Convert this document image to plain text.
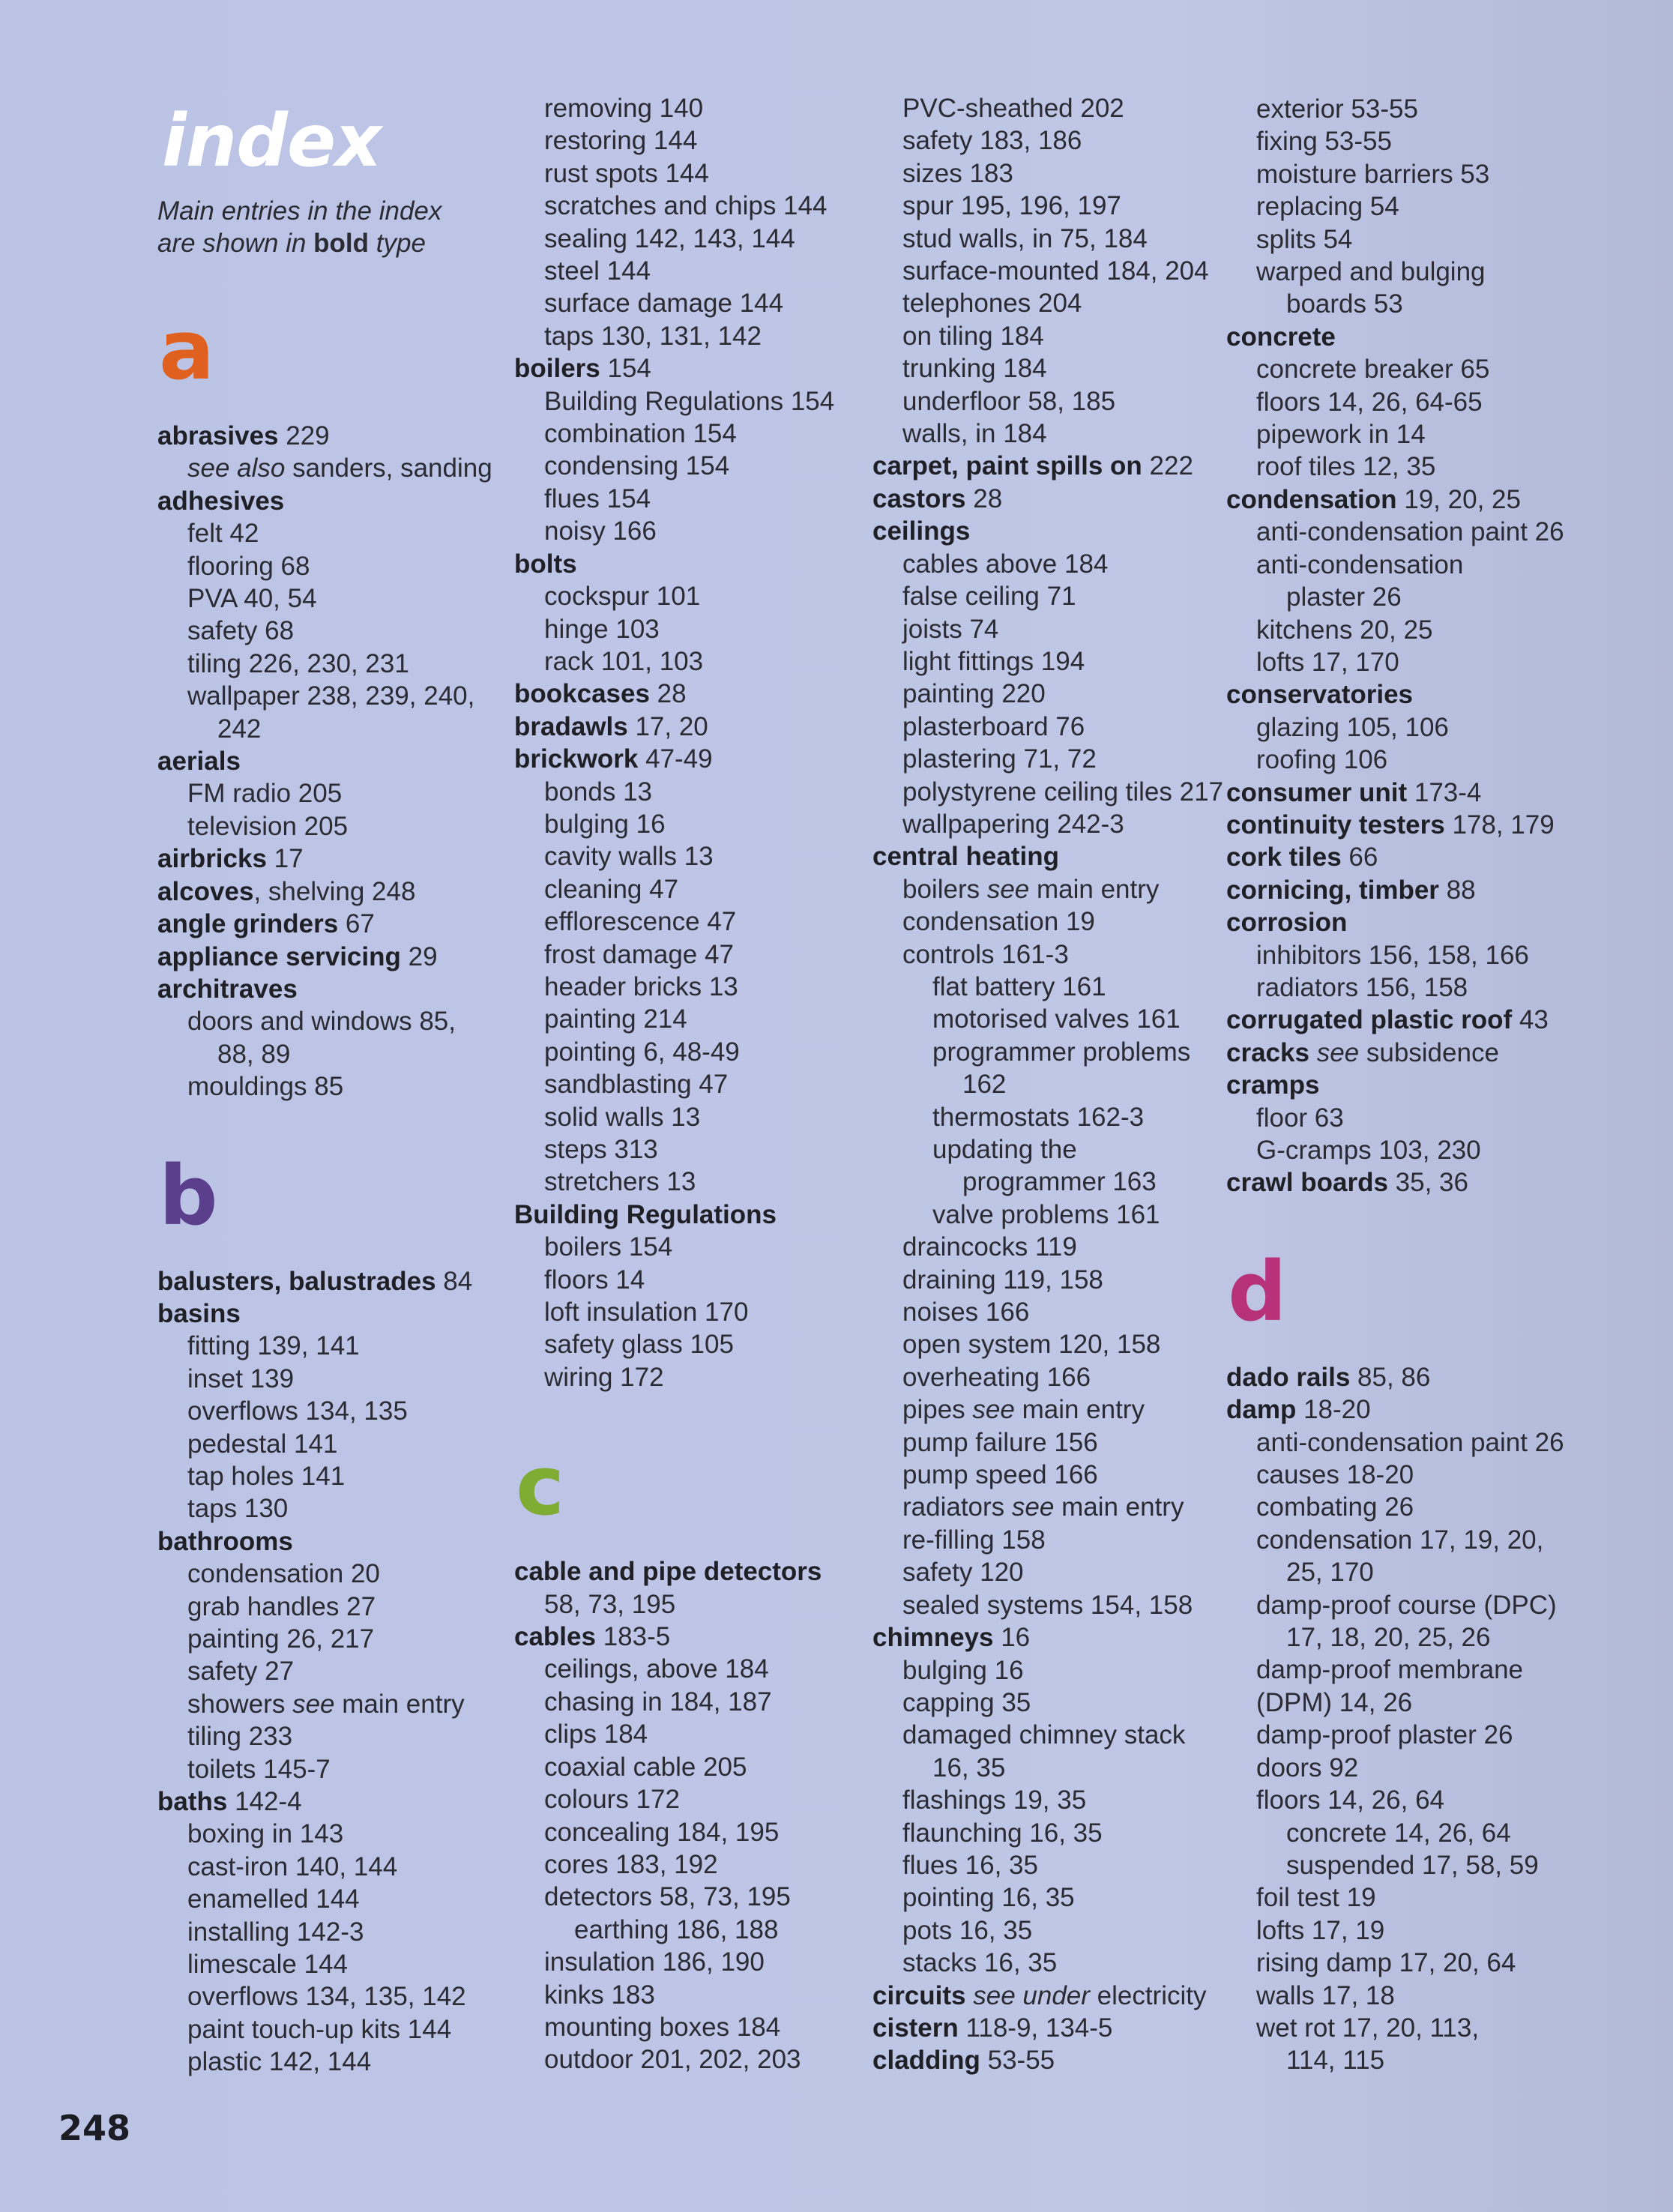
index
Main entries in the index
are shown in bold type
a
abrasives 229
see also sanders, sanding
adhesives
felt 42
flooring 68
PVA 40, 54
safety 68
tiling 226, 230, 231
wallpaper 238, 239, 240,
242
aerials
FM radio 205
television 205
airbricks 17
alcoves, shelving 248
angle grinders 67
appliance servicing 29
architraves
doors and windows 85,
88, 89
mouldings 85
b
balusters, balustrades 84
basins
fitting 139, 141
inset 139
overflows 134, 135
pedestal 141
tap holes 141
taps 130
bathrooms
condensation 20
grab handles 27
painting 26, 217
safety 27
showers see main entry
tiling 233
toilets 145-7
baths 142-4
boxing in 143
cast-iron 140, 144
enamelled 144
installing 142-3
limescale 144
overflows 134, 135, 142
paint touch-up kits 144
plastic 142, 144
removing 140
restoring 144
rust spots 144
scratches and chips 144
sealing 142, 143, 144
steel 144
surface damage 144
taps 130, 131, 142
boilers 154
Building Regulations 154
combination 154
condensing 154
flues 154
noisy 166
bolts
cockspur 101
hinge 103
rack 101, 103
bookcases 28
bradawls 17, 20
brickwork 47-49
bonds 13
bulging 16
cavity walls 13
cleaning 47
efflorescence 47
frost damage 47
header bricks 13
painting 214
pointing 6, 48-49
sandblasting 47
solid walls 13
steps 313
stretchers 13
Building Regulations
boilers 154
floors 14
loft insulation 170
safety glass 105
wiring 172
c
cable and pipe detectors
58, 73, 195
cables 183-5
ceilings, above 184
chasing in 184, 187
clips 184
coaxial cable 205
colours 172
concealing 184, 195
cores 183, 192
detectors 58, 73, 195
earthing 186, 188
insulation 186, 190
kinks 183
mounting boxes 184
outdoor 201, 202, 203
PVC-sheathed 202
safety 183, 186
sizes 183
spur 195, 196, 197
stud walls, in 75, 184
surface-mounted 184, 204
telephones 204
on tiling 184
trunking 184
underfloor 58, 185
walls, in 184
carpet, paint spills on 222
castors 28
ceilings
cables above 184
false ceiling 71
joists 74
light fittings 194
painting 220
plasterboard 76
plastering 71, 72
polystyrene ceiling tiles 217
wallpapering 242-3
central heating
boilers see main entry
condensation 19
controls 161-3
flat battery 161
motorised valves 161
programmer problems
162
thermostats 162-3
updating the
programmer 163
valve problems 161
draincocks 119
draining 119, 158
noises 166
open system 120, 158
overheating 166
pipes see main entry
pump failure 156
pump speed 166
radiators see main entry
re-filling 158
safety 120
sealed systems 154, 158
chimneys 16
bulging 16
capping 35
damaged chimney stack
16, 35
flashings 19, 35
flaunching 16, 35
flues 16, 35
pointing 16, 35
pots 16, 35
stacks 16, 35
circuits see under electricity
cistern 118-9, 134-5
cladding 53-55
exterior 53-55
fixing 53-55
moisture barriers 53
replacing 54
splits 54
warped and bulging
boards 53
concrete
concrete breaker 65
floors 14, 26, 64-65
pipework in 14
roof tiles 12, 35
condensation 19, 20, 25
anti-condensation paint 26
anti-condensation
plaster 26
kitchens 20, 25
lofts 17, 170
conservatories
glazing 105, 106
roofing 106
consumer unit 173-4
continuity testers 178, 179
cork tiles 66
cornicing, timber 88
corrosion
inhibitors 156, 158, 166
radiators 156, 158
corrugated plastic roof 43
cracks see subsidence
cramps
floor 63
G-cramps 103, 230
crawl boards 35, 36
d
dado rails 85, 86
damp 18-20
anti-condensation paint 26
causes 18-20
combating 26
condensation 17, 19, 20,
25, 170
damp-proof course (DPC)
17, 18, 20, 25, 26
damp-proof membrane
(DPM) 14, 26
damp-proof plaster 26
doors 92
floors 14, 26, 64
concrete 14, 26, 64
suspended 17, 58, 59
foil test 19
lofts 17, 19
rising damp 17, 20, 64
walls 17, 18
wet rot 17, 20, 113,
114, 115
248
--
■ Your goal: In the data above, how many lines contain the string "painting"? Answer with the number only.

■ Solution for this task: 3